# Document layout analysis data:
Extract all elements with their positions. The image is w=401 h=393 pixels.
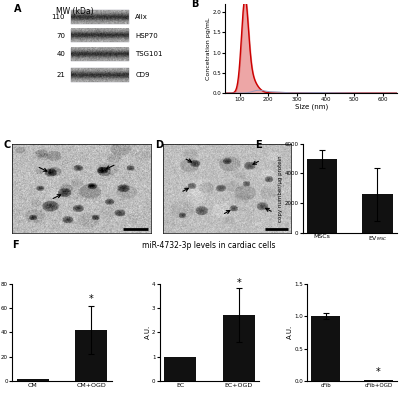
Text: E: E — [255, 140, 262, 150]
Bar — [362, 194, 393, 233]
Text: D: D — [155, 140, 163, 150]
Text: *: * — [376, 367, 381, 376]
Text: CD9: CD9 — [135, 72, 150, 78]
Text: C: C — [4, 140, 11, 150]
Bar — [16, 379, 49, 381]
Text: B: B — [191, 0, 198, 9]
Text: 110: 110 — [52, 14, 65, 20]
Y-axis label: A.U.: A.U. — [145, 325, 151, 340]
Bar — [312, 316, 340, 381]
Text: HSP70: HSP70 — [135, 33, 158, 39]
Bar — [223, 315, 255, 381]
Bar — [164, 357, 196, 381]
Text: TSG101: TSG101 — [135, 51, 163, 57]
Bar — [307, 159, 337, 233]
Text: *: * — [236, 278, 241, 288]
Text: A: A — [14, 4, 21, 14]
Text: 21: 21 — [56, 72, 65, 78]
Y-axis label: A.U.: A.U. — [287, 325, 293, 340]
Text: *: * — [89, 294, 93, 304]
Y-axis label: Concetration pg/mL: Concetration pg/mL — [206, 17, 211, 80]
Bar — [71, 68, 129, 81]
Text: MW (kDa): MW (kDa) — [56, 7, 93, 16]
Text: Alix: Alix — [135, 14, 148, 20]
Text: 70: 70 — [56, 33, 65, 39]
Text: 40: 40 — [56, 51, 65, 57]
Bar — [364, 380, 393, 381]
Bar — [71, 29, 129, 42]
Bar — [71, 48, 129, 61]
X-axis label: Size (nm): Size (nm) — [295, 104, 328, 110]
Bar — [75, 330, 107, 381]
Bar — [71, 10, 129, 24]
Text: F: F — [12, 240, 19, 250]
Text: miR-4732-3p levels in cardiac cells: miR-4732-3p levels in cardiac cells — [142, 241, 275, 250]
Y-axis label: copy number/µg protein: copy number/µg protein — [278, 155, 283, 222]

# Your goal:
Every record above should be duplicated precisely, with the images removed.

# Output for this task:
Extract all elements with their positions. The image is w=401 h=393 pixels.
Text: E: E — [255, 140, 262, 150]
Bar — [362, 194, 393, 233]
Text: D: D — [155, 140, 163, 150]
Text: *: * — [376, 367, 381, 376]
Text: CD9: CD9 — [135, 72, 150, 78]
Text: C: C — [4, 140, 11, 150]
Bar — [16, 379, 49, 381]
Text: B: B — [191, 0, 198, 9]
Text: 110: 110 — [52, 14, 65, 20]
Y-axis label: A.U.: A.U. — [145, 325, 151, 340]
Bar — [312, 316, 340, 381]
Text: HSP70: HSP70 — [135, 33, 158, 39]
Bar — [223, 315, 255, 381]
Bar — [164, 357, 196, 381]
Text: TSG101: TSG101 — [135, 51, 163, 57]
Bar — [307, 159, 337, 233]
Text: *: * — [236, 278, 241, 288]
Text: A: A — [14, 4, 21, 14]
Text: 21: 21 — [56, 72, 65, 78]
Y-axis label: A.U.: A.U. — [287, 325, 293, 340]
Text: *: * — [89, 294, 93, 304]
Y-axis label: Concetration pg/mL: Concetration pg/mL — [206, 17, 211, 80]
Bar — [71, 68, 129, 81]
Text: MW (kDa): MW (kDa) — [56, 7, 93, 16]
Text: Alix: Alix — [135, 14, 148, 20]
Text: 70: 70 — [56, 33, 65, 39]
Text: 40: 40 — [56, 51, 65, 57]
Bar — [364, 380, 393, 381]
Bar — [71, 29, 129, 42]
Bar — [71, 48, 129, 61]
X-axis label: Size (nm): Size (nm) — [295, 104, 328, 110]
Bar — [75, 330, 107, 381]
Bar — [71, 10, 129, 24]
Text: F: F — [12, 240, 19, 250]
Text: miR-4732-3p levels in cardiac cells: miR-4732-3p levels in cardiac cells — [142, 241, 275, 250]
Y-axis label: copy number/µg protein: copy number/µg protein — [278, 155, 283, 222]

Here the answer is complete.